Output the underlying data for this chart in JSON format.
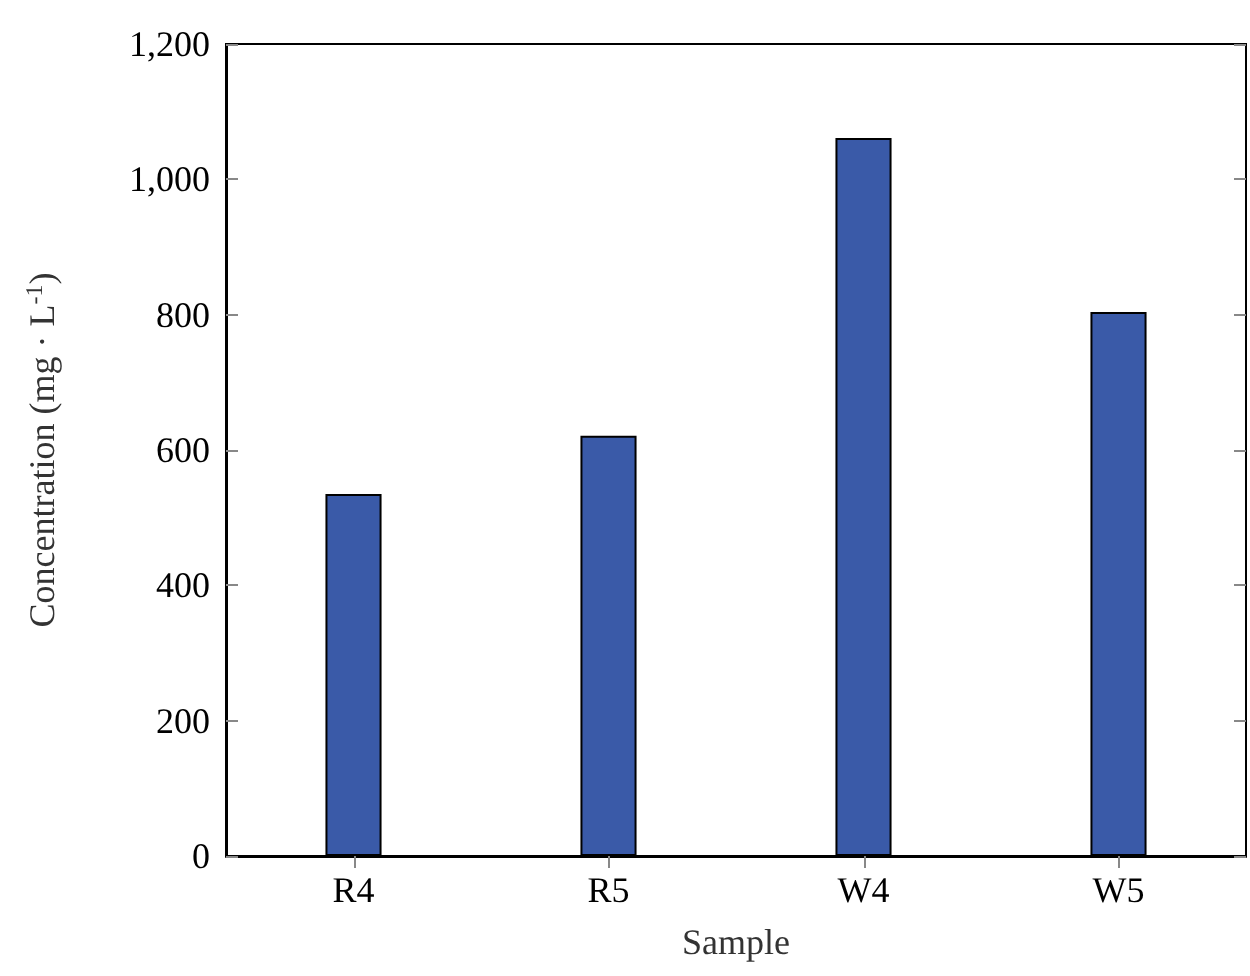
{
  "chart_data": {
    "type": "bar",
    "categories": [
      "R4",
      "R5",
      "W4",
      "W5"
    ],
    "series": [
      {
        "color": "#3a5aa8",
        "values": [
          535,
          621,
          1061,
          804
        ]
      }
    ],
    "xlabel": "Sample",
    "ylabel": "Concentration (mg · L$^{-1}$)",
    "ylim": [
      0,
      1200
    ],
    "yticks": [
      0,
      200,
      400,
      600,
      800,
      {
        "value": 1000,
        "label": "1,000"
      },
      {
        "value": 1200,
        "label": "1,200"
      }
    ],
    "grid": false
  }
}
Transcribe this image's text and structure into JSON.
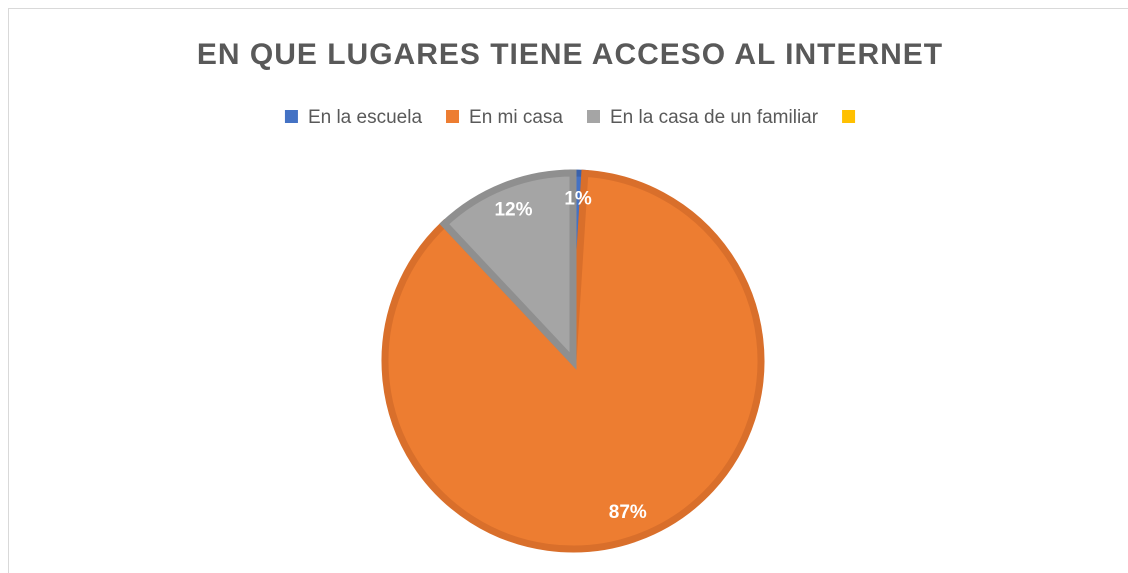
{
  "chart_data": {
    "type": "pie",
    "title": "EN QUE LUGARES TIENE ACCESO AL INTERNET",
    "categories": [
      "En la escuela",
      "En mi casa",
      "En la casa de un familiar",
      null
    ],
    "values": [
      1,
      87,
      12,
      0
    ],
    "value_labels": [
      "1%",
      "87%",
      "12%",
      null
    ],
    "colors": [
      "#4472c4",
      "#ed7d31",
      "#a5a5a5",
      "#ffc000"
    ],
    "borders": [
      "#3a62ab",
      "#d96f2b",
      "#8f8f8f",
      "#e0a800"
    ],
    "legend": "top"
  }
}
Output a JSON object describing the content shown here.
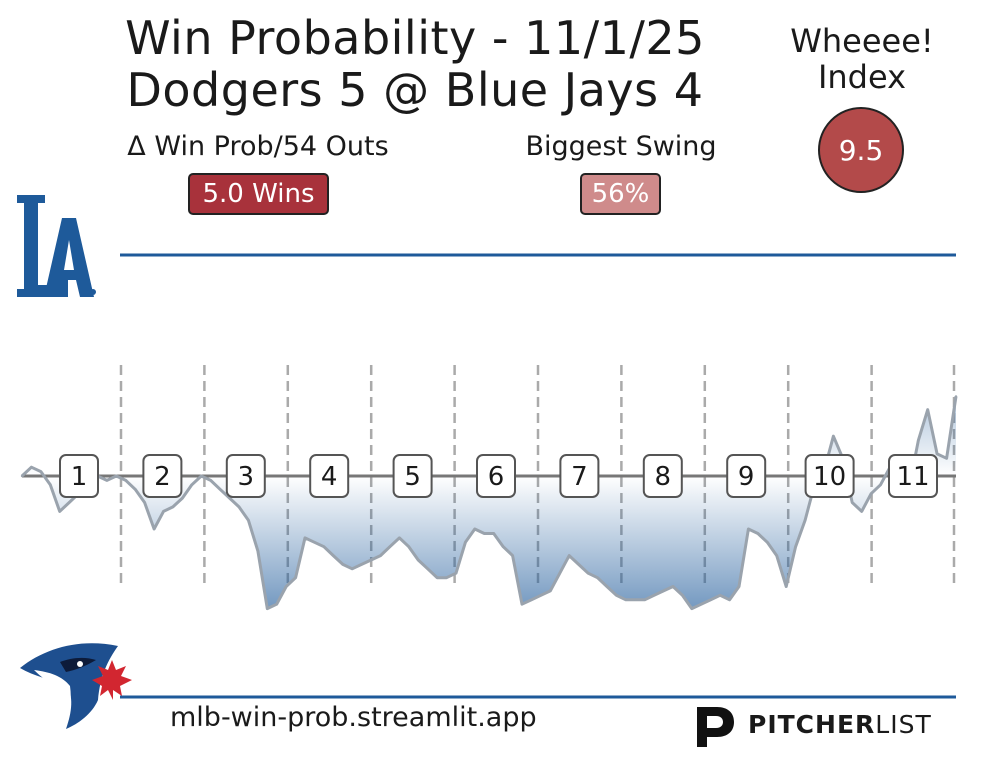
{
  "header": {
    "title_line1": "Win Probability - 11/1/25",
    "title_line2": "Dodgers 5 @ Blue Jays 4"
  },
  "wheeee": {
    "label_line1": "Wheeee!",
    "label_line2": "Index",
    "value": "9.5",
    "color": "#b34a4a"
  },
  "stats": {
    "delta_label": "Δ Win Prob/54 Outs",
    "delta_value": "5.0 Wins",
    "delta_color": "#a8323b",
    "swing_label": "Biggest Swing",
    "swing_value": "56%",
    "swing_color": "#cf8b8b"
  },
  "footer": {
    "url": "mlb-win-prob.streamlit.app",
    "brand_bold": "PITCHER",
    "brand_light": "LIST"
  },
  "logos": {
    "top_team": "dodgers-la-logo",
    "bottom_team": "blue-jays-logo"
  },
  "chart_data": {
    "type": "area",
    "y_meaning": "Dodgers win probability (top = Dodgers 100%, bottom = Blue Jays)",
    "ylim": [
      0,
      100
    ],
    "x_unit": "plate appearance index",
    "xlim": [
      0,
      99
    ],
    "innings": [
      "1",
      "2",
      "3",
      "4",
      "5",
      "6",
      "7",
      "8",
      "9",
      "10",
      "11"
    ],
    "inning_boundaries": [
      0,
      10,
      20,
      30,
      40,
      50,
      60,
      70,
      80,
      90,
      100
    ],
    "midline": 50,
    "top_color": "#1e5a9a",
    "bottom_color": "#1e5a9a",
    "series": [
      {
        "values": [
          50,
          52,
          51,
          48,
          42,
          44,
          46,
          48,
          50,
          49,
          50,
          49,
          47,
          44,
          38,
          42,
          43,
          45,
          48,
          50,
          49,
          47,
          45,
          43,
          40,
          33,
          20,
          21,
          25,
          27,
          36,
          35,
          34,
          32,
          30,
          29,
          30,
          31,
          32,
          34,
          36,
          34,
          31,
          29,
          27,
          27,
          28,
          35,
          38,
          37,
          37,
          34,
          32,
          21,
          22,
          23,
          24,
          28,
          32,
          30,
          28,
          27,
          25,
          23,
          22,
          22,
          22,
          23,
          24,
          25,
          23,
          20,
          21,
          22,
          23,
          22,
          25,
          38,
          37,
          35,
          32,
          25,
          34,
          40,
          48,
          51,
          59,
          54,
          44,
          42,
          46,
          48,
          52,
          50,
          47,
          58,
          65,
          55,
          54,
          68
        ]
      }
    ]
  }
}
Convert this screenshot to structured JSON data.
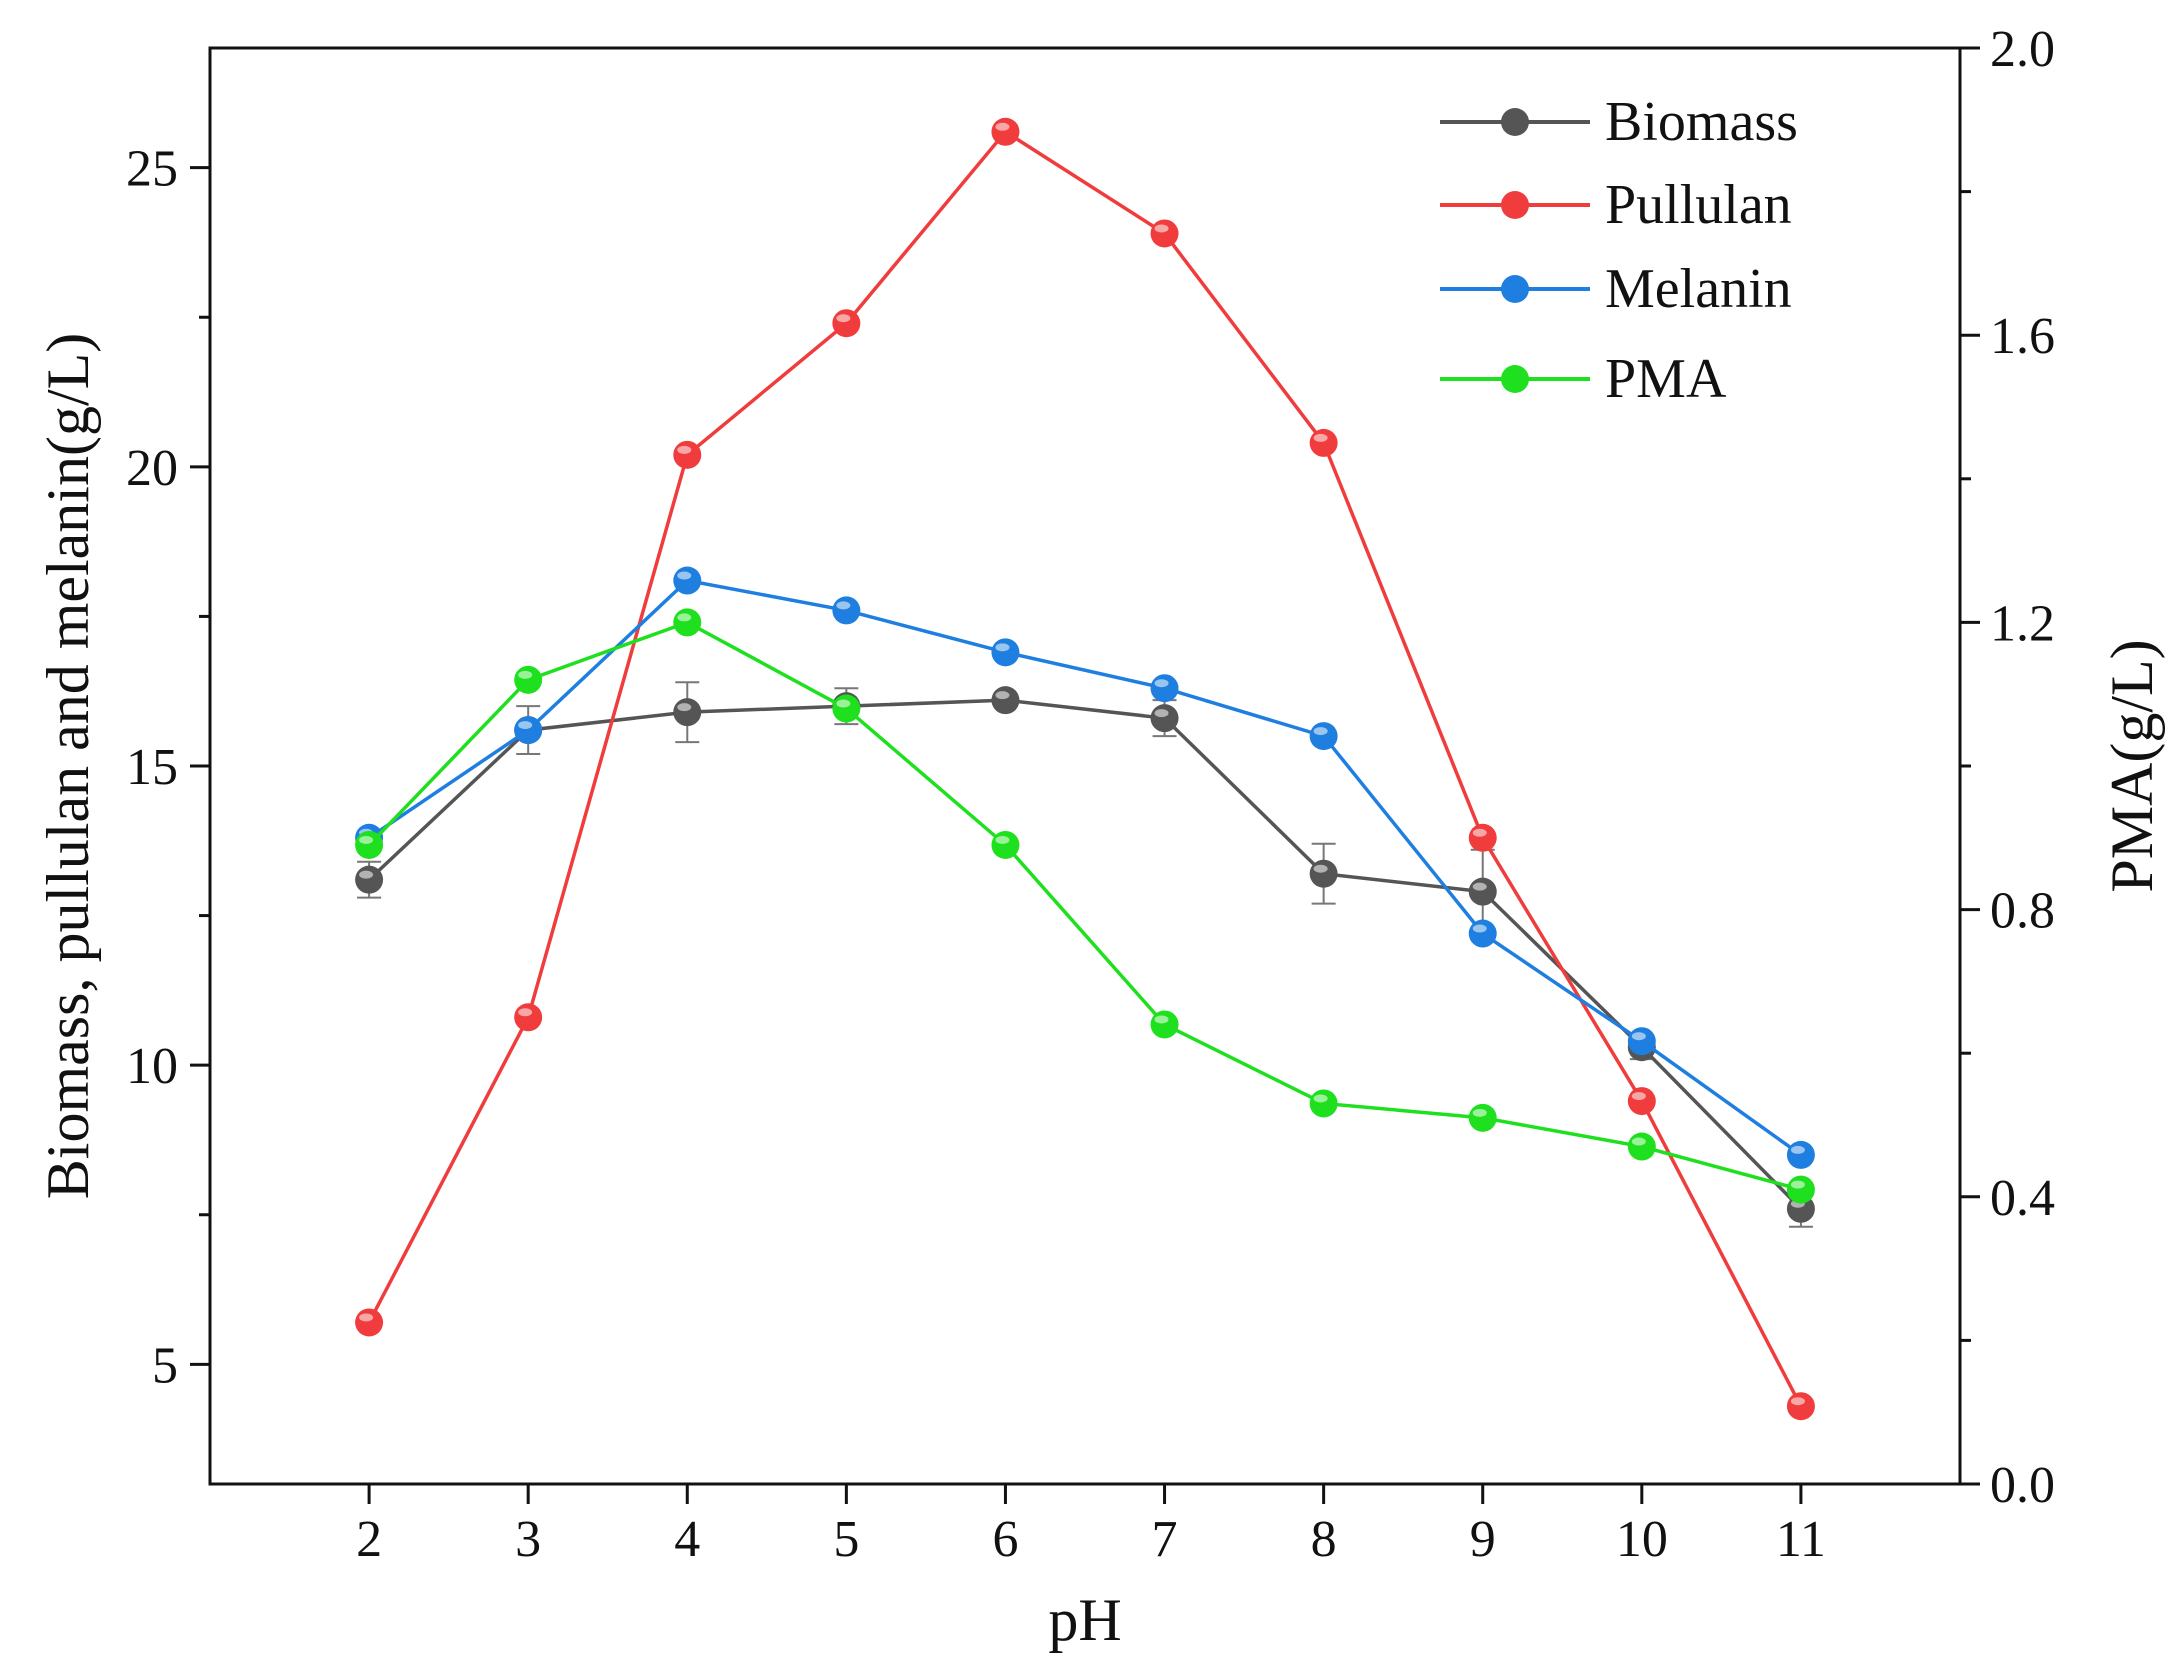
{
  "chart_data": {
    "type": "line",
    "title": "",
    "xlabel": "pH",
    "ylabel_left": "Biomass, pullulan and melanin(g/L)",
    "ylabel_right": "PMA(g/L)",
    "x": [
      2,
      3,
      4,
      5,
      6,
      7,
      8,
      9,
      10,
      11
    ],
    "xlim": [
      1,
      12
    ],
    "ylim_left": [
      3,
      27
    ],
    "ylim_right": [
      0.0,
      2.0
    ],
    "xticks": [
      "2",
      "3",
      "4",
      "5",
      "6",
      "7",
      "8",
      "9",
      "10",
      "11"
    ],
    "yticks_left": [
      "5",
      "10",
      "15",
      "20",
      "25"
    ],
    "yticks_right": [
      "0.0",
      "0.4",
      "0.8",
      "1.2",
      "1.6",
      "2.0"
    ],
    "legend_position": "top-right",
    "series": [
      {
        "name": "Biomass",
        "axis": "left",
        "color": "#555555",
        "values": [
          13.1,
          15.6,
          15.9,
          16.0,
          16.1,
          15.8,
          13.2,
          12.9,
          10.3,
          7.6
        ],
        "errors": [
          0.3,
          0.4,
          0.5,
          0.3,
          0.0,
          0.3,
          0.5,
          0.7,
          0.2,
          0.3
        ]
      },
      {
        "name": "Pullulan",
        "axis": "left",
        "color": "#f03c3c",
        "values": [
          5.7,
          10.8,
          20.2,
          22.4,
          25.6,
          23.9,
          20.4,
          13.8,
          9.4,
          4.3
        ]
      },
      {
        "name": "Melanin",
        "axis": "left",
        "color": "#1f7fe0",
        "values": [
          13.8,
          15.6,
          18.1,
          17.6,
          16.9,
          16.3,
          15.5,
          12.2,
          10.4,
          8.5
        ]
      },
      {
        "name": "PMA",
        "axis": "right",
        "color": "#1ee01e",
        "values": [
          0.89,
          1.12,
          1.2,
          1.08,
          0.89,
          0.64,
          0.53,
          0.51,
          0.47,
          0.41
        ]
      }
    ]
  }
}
#####
● WHAT IS EXPECTED
Except for the pictures, copy every line of the records above exactly.

● EXERCISE SOLUTION
Output the underlying data for this chart in JSON format.
{
  "chart_data": {
    "type": "bar",
    "categories": [
      "R4",
      "R5",
      "W4",
      "W5"
    ],
    "series": [
      {
        "color": "#3a5aa8",
        "values": [
          535,
          621,
          1061,
          804
        ]
      }
    ],
    "xlabel": "Sample",
    "ylabel": "Concentration (mg · L$^{-1}$)",
    "ylim": [
      0,
      1200
    ],
    "yticks": [
      0,
      200,
      400,
      600,
      800,
      {
        "value": 1000,
        "label": "1,000"
      },
      {
        "value": 1200,
        "label": "1,200"
      }
    ],
    "grid": false
  }
}
Transcribe this image's text and structure into JSON.
{
  "chart_data": {
    "type": "pie",
    "title": "EN QUE LUGARES TIENE ACCESO AL INTERNET",
    "categories": [
      "En la escuela",
      "En mi casa",
      "En la casa de un familiar",
      null
    ],
    "values": [
      1,
      87,
      12,
      0
    ],
    "value_labels": [
      "1%",
      "87%",
      "12%",
      null
    ],
    "colors": [
      "#4472c4",
      "#ed7d31",
      "#a5a5a5",
      "#ffc000"
    ],
    "borders": [
      "#3a62ab",
      "#d96f2b",
      "#8f8f8f",
      "#e0a800"
    ],
    "legend": "top"
  }
}
Output a JSON object describing the content shown here.
{
  "header": {
    "title_line1": "Win Probability - 11/1/25",
    "title_line2": "Dodgers 5 @ Blue Jays 4"
  },
  "wheeee": {
    "label_line1": "Wheeee!",
    "label_line2": "Index",
    "value": "9.5",
    "color": "#b34a4a"
  },
  "stats": {
    "delta_label": "Δ Win Prob/54 Outs",
    "delta_value": "5.0 Wins",
    "delta_color": "#a8323b",
    "swing_label": "Biggest Swing",
    "swing_value": "56%",
    "swing_color": "#cf8b8b"
  },
  "footer": {
    "url": "mlb-win-prob.streamlit.app",
    "brand_bold": "PITCHER",
    "brand_light": "LIST"
  },
  "logos": {
    "top_team": "dodgers-la-logo",
    "bottom_team": "blue-jays-logo"
  },
  "chart_data": {
    "type": "area",
    "y_meaning": "Dodgers win probability (top = Dodgers 100%, bottom = Blue Jays)",
    "ylim": [
      0,
      100
    ],
    "x_unit": "plate appearance index",
    "xlim": [
      0,
      99
    ],
    "innings": [
      "1",
      "2",
      "3",
      "4",
      "5",
      "6",
      "7",
      "8",
      "9",
      "10",
      "11"
    ],
    "inning_boundaries": [
      0,
      10,
      20,
      30,
      40,
      50,
      60,
      70,
      80,
      90,
      100
    ],
    "midline": 50,
    "top_color": "#1e5a9a",
    "bottom_color": "#1e5a9a",
    "series": [
      {
        "values": [
          50,
          52,
          51,
          48,
          42,
          44,
          46,
          48,
          50,
          49,
          50,
          49,
          47,
          44,
          38,
          42,
          43,
          45,
          48,
          50,
          49,
          47,
          45,
          43,
          40,
          33,
          20,
          21,
          25,
          27,
          36,
          35,
          34,
          32,
          30,
          29,
          30,
          31,
          32,
          34,
          36,
          34,
          31,
          29,
          27,
          27,
          28,
          35,
          38,
          37,
          37,
          34,
          32,
          21,
          22,
          23,
          24,
          28,
          32,
          30,
          28,
          27,
          25,
          23,
          22,
          22,
          22,
          23,
          24,
          25,
          23,
          20,
          21,
          22,
          23,
          22,
          25,
          38,
          37,
          35,
          32,
          25,
          34,
          40,
          48,
          51,
          59,
          54,
          44,
          42,
          46,
          48,
          52,
          50,
          47,
          58,
          65,
          55,
          54,
          68
        ]
      }
    ]
  }
}
Convert this screenshot to structured JSON data.
{
  "chart_data": {
    "type": "line",
    "title": "",
    "xlabel": "pH",
    "ylabel_left": "Biomass, pullulan and melanin(g/L)",
    "ylabel_right": "PMA(g/L)",
    "x": [
      2,
      3,
      4,
      5,
      6,
      7,
      8,
      9,
      10,
      11
    ],
    "xlim": [
      1,
      12
    ],
    "ylim_left": [
      3,
      27
    ],
    "ylim_right": [
      0.0,
      2.0
    ],
    "xticks": [
      "2",
      "3",
      "4",
      "5",
      "6",
      "7",
      "8",
      "9",
      "10",
      "11"
    ],
    "yticks_left": [
      "5",
      "10",
      "15",
      "20",
      "25"
    ],
    "yticks_right": [
      "0.0",
      "0.4",
      "0.8",
      "1.2",
      "1.6",
      "2.0"
    ],
    "legend_position": "top-right",
    "series": [
      {
        "name": "Biomass",
        "axis": "left",
        "color": "#555555",
        "values": [
          13.1,
          15.6,
          15.9,
          16.0,
          16.1,
          15.8,
          13.2,
          12.9,
          10.3,
          7.6
        ],
        "errors": [
          0.3,
          0.4,
          0.5,
          0.3,
          0.0,
          0.3,
          0.5,
          0.7,
          0.2,
          0.3
        ]
      },
      {
        "name": "Pullulan",
        "axis": "left",
        "color": "#f03c3c",
        "values": [
          5.7,
          10.8,
          20.2,
          22.4,
          25.6,
          23.9,
          20.4,
          13.8,
          9.4,
          4.3
        ]
      },
      {
        "name": "Melanin",
        "axis": "left",
        "color": "#1f7fe0",
        "values": [
          13.8,
          15.6,
          18.1,
          17.6,
          16.9,
          16.3,
          15.5,
          12.2,
          10.4,
          8.5
        ]
      },
      {
        "name": "PMA",
        "axis": "right",
        "color": "#1ee01e",
        "values": [
          0.89,
          1.12,
          1.2,
          1.08,
          0.89,
          0.64,
          0.53,
          0.51,
          0.47,
          0.41
        ]
      }
    ]
  }
}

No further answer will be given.